TASK PROMPT: Restate the records in their entirety, word for word.

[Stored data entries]

◆ ◆ ◆ ◆ ◆

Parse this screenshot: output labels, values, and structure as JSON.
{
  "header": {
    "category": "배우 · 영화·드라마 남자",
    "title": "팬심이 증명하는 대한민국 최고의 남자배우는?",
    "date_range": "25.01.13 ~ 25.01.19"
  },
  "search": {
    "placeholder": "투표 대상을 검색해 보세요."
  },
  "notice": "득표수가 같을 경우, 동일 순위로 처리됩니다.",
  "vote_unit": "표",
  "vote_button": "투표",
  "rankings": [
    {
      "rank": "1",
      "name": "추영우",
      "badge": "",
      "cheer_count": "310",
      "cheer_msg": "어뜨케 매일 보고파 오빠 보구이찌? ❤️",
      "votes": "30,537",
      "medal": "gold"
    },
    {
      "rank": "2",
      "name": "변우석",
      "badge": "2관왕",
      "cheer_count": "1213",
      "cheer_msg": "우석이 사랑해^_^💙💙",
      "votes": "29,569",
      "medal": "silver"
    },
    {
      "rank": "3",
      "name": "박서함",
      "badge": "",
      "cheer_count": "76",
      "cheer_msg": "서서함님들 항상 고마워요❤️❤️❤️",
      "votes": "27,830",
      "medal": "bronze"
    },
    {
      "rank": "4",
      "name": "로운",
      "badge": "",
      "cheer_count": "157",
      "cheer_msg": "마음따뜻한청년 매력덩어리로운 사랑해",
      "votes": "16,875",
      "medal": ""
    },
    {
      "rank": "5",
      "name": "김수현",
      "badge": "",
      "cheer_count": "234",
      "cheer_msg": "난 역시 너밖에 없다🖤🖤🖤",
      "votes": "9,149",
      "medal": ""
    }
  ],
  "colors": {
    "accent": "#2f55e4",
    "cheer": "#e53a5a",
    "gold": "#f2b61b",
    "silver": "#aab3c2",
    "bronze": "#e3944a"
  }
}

◆ ◆ ◆ ◆ ◆

EXERCISE SOLUTION:
Parse this screenshot: output labels, values, and structure as JSON.
{
  "header": {
    "category": "배우 · 영화·드라마 남자",
    "title": "팬심이 증명하는 대한민국 최고의 남자배우는?",
    "date_range": "25.01.13 ~ 25.01.19"
  },
  "search": {
    "placeholder": "투표 대상을 검색해 보세요."
  },
  "notice": "득표수가 같을 경우, 동일 순위로 처리됩니다.",
  "vote_unit": "표",
  "vote_button": "투표",
  "rankings": [
    {
      "rank": "1",
      "name": "추영우",
      "badge": "",
      "cheer_count": "310",
      "cheer_msg": "어뜨케 매일 보고파 오빠 보구이찌? ❤️",
      "votes": "30,537",
      "medal": "gold"
    },
    {
      "rank": "2",
      "name": "변우석",
      "badge": "2관왕",
      "cheer_count": "1213",
      "cheer_msg": "우석이 사랑해^_^💙💙",
      "votes": "29,569",
      "medal": "silver"
    },
    {
      "rank": "3",
      "name": "박서함",
      "badge": "",
      "cheer_count": "76",
      "cheer_msg": "서서함님들 항상 고마워요❤️❤️❤️",
      "votes": "27,830",
      "medal": "bronze"
    },
    {
      "rank": "4",
      "name": "로운",
      "badge": "",
      "cheer_count": "157",
      "cheer_msg": "마음따뜻한청년 매력덩어리로운 사랑해",
      "votes": "16,875",
      "medal": ""
    },
    {
      "rank": "5",
      "name": "김수현",
      "badge": "",
      "cheer_count": "234",
      "cheer_msg": "난 역시 너밖에 없다🖤🖤🖤",
      "votes": "9,149",
      "medal": ""
    }
  ],
  "colors": {
    "accent": "#2f55e4",
    "cheer": "#e53a5a",
    "gold": "#f2b61b",
    "silver": "#aab3c2",
    "bronze": "#e3944a"
  }
}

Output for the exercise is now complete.